• **Selected passage**
=======
National Camogie League 1980

Winners
- Champions: Kilkenny (2nd title)
- Captain: Bridie McGarry

Runners-up
- Runners-up: Tipperary

= 1980 National Camogie League =

Camogie tournament

The 1980 National Camogie League is a competition in the women's team field sport of camogie was won by Kilkenny, who defeated Tipperary in the final, played at Roscrea.

==Arrangements==
Kilkenny defeated Limerick, Cork and Galway en route to the final. Tipperary defeated Clare, Down and Wexford by 3–9 to 2–7. Tipperary then defeated Dublin in the semi-final while Kilkenny had a bye to the final. Barbra Redmond was missing from the Dublin team for the League semi-final, the second yearthat a league semi-final involving Dublin went to extra time.

==The Final==
Both sides were without their first choice goalkeepers for the final, Mary O'Brien a student at Thomond College having gone to America and Teresa O'Neill on holiday in America. As a contest the final was over early in the second half when Kilkenny led by 3–4 to 0–1, thanks to two goals from Angea Downey and one from Mary Purcell, Tipperary's only point coming from a placed ball from a thirty. Agnes Hourigan, president of the Camogie Association, wrote in the Irish Press: From the longest serving members to Anne Whelan from Castlecomer, who was playing in her first final, Kilkenny proved themselves skilled, fast and celevr exponents of the game. Tipperary, who had promised so much in their game with Dublin in the semi-final, did not live up to that performance and must feel very disappointed with how they played.

==Division 2==
The Junior National League, known since 2006 as Division Two, was won by Armagh who defeated Kildare in the final.
=======
• **Work to complete**
a - Transcribe the passage of the article on the 1980 National Camogie League starting with "Camogie tournament" and going on through "played at Roscrea.".
b - Answer these questions from the article on the 1980 National Camogie League:
(i) Where was the final played?
(ii) Who was Kilkenny's captain?
(iii) Which team won the Junior National League, and whom did it defeat in the final?
=======
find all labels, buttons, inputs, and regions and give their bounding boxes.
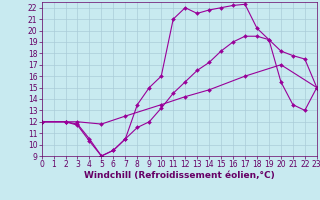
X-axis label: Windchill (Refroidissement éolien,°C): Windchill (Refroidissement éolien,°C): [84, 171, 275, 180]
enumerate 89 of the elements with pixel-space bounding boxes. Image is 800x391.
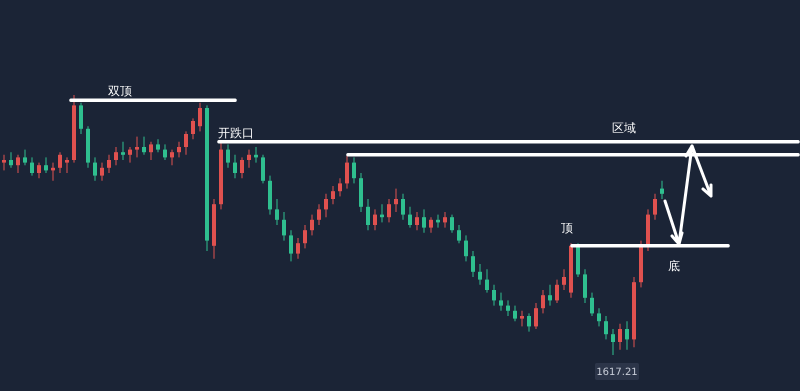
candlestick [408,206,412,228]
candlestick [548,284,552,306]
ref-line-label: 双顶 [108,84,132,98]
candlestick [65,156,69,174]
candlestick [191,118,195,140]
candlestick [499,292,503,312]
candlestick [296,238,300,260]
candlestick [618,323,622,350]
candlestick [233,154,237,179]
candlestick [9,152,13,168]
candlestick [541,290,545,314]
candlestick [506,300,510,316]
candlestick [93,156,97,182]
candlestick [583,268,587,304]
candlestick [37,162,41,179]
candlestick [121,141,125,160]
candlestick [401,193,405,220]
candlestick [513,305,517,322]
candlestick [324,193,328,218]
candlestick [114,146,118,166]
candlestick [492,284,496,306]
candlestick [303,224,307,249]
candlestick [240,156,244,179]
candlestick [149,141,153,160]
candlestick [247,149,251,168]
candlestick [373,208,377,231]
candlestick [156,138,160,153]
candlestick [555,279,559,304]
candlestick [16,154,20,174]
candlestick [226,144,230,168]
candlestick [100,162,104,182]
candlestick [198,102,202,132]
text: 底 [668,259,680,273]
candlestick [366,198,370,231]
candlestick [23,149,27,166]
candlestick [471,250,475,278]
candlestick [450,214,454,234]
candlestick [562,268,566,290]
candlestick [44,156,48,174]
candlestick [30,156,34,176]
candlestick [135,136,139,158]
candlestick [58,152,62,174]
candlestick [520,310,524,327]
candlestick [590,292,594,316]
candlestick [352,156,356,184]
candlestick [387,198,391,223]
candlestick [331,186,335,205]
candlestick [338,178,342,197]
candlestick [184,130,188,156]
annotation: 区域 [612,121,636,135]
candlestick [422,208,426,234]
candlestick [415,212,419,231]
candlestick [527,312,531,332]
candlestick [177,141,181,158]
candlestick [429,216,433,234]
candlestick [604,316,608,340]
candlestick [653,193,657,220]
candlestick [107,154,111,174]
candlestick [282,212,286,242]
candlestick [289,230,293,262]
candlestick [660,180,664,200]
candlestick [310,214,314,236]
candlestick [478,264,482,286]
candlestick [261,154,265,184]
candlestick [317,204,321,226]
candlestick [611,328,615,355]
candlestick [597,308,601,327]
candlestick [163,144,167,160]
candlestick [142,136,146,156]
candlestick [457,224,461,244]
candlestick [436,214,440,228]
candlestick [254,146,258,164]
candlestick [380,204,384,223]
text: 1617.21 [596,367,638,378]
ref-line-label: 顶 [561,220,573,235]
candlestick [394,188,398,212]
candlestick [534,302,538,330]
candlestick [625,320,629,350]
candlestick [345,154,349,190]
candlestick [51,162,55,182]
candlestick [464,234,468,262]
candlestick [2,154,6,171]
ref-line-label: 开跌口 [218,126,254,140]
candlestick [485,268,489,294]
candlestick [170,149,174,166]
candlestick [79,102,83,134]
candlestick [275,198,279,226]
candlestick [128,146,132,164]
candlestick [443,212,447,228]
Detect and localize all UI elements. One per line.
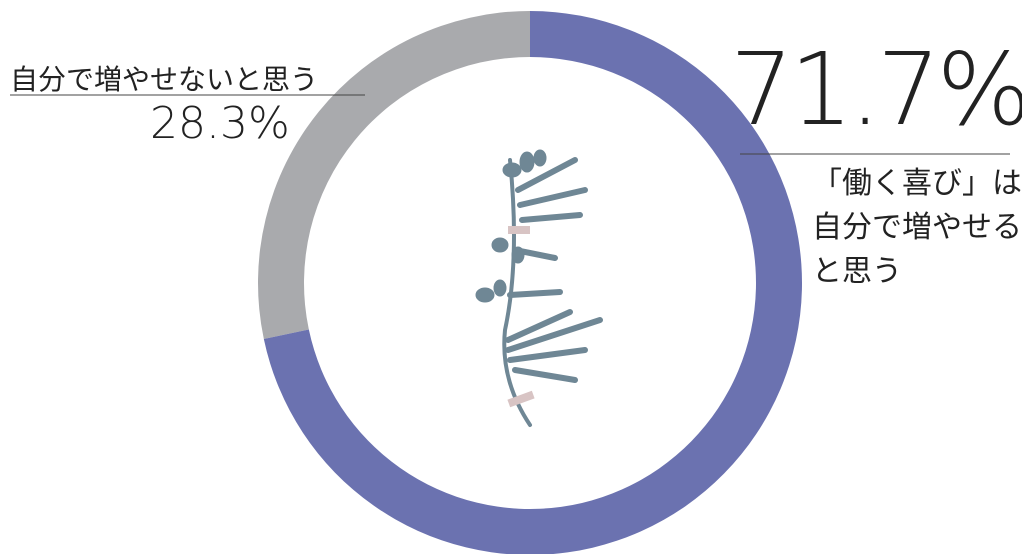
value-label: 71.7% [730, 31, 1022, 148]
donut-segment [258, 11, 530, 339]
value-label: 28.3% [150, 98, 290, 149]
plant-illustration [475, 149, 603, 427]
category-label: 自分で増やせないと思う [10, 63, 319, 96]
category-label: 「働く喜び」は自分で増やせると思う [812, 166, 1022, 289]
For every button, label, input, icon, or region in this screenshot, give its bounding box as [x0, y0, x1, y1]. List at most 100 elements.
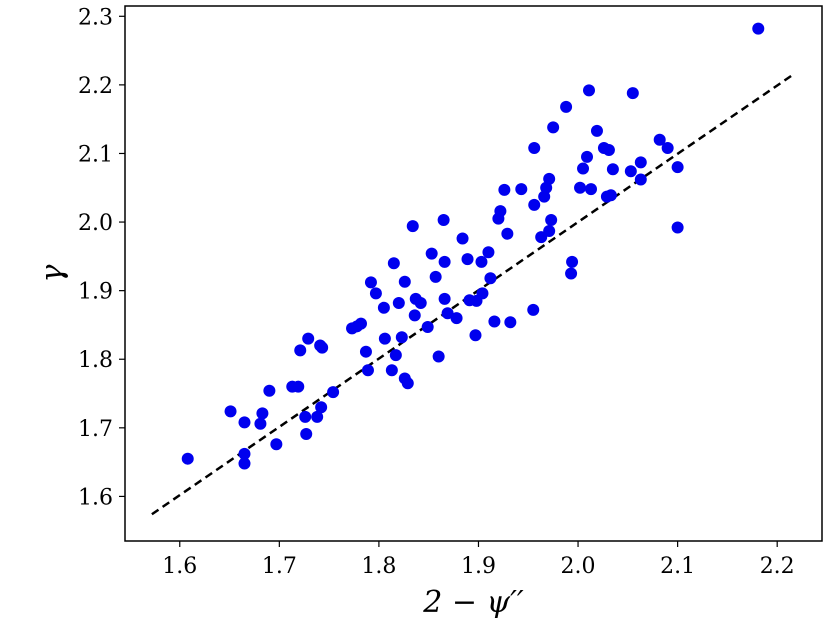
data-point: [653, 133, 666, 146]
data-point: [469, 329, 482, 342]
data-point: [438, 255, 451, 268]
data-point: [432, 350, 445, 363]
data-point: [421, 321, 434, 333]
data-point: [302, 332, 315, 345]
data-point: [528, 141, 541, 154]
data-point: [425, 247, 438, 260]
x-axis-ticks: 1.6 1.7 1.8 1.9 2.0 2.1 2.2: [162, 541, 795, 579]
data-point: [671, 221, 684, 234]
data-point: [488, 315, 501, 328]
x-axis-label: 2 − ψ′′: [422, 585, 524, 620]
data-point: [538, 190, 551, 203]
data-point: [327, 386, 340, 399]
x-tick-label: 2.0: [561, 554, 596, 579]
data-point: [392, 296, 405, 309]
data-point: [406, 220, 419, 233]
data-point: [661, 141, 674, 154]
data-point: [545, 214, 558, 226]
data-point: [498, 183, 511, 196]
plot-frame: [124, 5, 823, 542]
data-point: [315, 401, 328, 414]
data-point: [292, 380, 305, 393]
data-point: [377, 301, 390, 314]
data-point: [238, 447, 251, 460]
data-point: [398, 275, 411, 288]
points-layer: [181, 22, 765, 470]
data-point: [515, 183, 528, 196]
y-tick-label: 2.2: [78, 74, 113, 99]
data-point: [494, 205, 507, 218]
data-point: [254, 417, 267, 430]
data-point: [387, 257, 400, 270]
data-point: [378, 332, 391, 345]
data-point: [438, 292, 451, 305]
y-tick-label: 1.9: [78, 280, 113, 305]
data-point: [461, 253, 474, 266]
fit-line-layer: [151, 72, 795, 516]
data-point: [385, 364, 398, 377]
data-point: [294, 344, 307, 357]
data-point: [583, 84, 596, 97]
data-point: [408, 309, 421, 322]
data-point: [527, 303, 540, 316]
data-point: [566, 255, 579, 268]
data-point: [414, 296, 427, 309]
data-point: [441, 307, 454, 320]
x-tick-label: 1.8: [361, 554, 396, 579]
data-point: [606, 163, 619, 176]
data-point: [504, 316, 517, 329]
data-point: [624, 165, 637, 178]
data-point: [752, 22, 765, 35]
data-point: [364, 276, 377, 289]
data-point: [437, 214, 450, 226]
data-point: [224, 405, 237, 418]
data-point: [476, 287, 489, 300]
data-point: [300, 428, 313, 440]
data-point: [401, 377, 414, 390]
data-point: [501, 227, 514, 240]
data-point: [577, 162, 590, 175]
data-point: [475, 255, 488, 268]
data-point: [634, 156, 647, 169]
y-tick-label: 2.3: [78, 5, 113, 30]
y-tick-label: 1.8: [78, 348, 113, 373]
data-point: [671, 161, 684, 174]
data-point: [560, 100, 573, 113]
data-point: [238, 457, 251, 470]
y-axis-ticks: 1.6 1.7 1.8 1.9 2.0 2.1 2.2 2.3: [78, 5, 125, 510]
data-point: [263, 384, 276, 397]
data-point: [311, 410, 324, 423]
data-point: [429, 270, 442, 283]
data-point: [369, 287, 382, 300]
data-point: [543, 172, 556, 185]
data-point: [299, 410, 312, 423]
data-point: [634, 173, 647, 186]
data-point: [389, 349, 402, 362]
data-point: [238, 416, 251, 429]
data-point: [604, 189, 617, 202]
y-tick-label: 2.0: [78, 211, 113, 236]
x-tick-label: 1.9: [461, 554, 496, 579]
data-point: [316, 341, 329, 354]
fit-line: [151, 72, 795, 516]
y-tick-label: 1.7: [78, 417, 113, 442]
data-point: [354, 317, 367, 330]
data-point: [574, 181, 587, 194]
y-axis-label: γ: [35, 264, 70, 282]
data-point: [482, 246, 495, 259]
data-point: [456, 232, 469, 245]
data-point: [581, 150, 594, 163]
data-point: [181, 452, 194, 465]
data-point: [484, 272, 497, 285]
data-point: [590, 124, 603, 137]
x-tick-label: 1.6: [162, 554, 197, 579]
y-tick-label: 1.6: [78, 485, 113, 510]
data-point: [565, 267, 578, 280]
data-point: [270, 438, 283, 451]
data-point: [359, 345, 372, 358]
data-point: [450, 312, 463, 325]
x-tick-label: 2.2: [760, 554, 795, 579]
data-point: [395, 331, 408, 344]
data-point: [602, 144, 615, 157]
=======
• **Solutions below**
a -
Camogie tournament

The 1980 National Camogie League is a competition in the women's team field sport of camogie was won by Kilkenny, who defeated Tipperary in the final, played at Roscrea.

b -
(i) Roscrea
(ii) Bridie McGarry
(iii) Armagh, who defeated Kildare